= GIVEN INSTRUCTION =
Would you quote every entry exactly, dropping only the pictures?

Collected data:
● ● ● ●

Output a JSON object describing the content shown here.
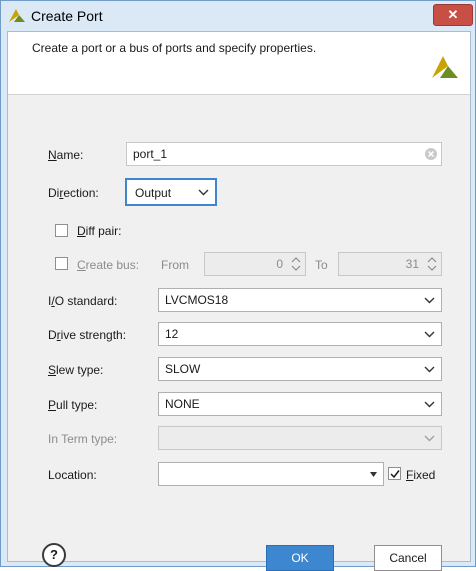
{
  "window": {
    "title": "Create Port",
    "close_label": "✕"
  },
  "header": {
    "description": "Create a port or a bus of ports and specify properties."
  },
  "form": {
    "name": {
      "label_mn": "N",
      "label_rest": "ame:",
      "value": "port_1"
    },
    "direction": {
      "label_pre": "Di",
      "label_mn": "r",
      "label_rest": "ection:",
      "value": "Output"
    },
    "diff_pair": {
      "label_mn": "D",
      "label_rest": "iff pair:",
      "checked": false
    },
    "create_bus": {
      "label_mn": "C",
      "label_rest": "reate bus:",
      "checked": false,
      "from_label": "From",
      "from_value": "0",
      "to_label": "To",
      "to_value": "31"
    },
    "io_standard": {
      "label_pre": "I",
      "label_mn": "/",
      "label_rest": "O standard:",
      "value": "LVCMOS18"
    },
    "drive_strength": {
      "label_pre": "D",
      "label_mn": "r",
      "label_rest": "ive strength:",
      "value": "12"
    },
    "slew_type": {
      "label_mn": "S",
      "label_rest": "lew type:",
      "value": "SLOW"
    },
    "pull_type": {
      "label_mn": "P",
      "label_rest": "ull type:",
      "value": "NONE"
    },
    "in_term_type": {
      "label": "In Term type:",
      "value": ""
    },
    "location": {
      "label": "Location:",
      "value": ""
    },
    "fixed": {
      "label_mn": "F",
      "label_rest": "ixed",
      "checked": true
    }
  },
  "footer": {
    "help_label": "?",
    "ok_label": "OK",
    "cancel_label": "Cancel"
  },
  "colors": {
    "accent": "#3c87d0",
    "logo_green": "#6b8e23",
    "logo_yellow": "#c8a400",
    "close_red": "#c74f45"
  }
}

● ● ● ●

= EXERCISE RESPONSE =
Output a JSON object describing the content shown here.
{
  "window": {
    "title": "Create Port",
    "close_label": "✕"
  },
  "header": {
    "description": "Create a port or a bus of ports and specify properties."
  },
  "form": {
    "name": {
      "label_mn": "N",
      "label_rest": "ame:",
      "value": "port_1"
    },
    "direction": {
      "label_pre": "Di",
      "label_mn": "r",
      "label_rest": "ection:",
      "value": "Output"
    },
    "diff_pair": {
      "label_mn": "D",
      "label_rest": "iff pair:",
      "checked": false
    },
    "create_bus": {
      "label_mn": "C",
      "label_rest": "reate bus:",
      "checked": false,
      "from_label": "From",
      "from_value": "0",
      "to_label": "To",
      "to_value": "31"
    },
    "io_standard": {
      "label_pre": "I",
      "label_mn": "/",
      "label_rest": "O standard:",
      "value": "LVCMOS18"
    },
    "drive_strength": {
      "label_pre": "D",
      "label_mn": "r",
      "label_rest": "ive strength:",
      "value": "12"
    },
    "slew_type": {
      "label_mn": "S",
      "label_rest": "lew type:",
      "value": "SLOW"
    },
    "pull_type": {
      "label_mn": "P",
      "label_rest": "ull type:",
      "value": "NONE"
    },
    "in_term_type": {
      "label": "In Term type:",
      "value": ""
    },
    "location": {
      "label": "Location:",
      "value": ""
    },
    "fixed": {
      "label_mn": "F",
      "label_rest": "ixed",
      "checked": true
    }
  },
  "footer": {
    "help_label": "?",
    "ok_label": "OK",
    "cancel_label": "Cancel"
  },
  "colors": {
    "accent": "#3c87d0",
    "logo_green": "#6b8e23",
    "logo_yellow": "#c8a400",
    "close_red": "#c74f45"
  }
}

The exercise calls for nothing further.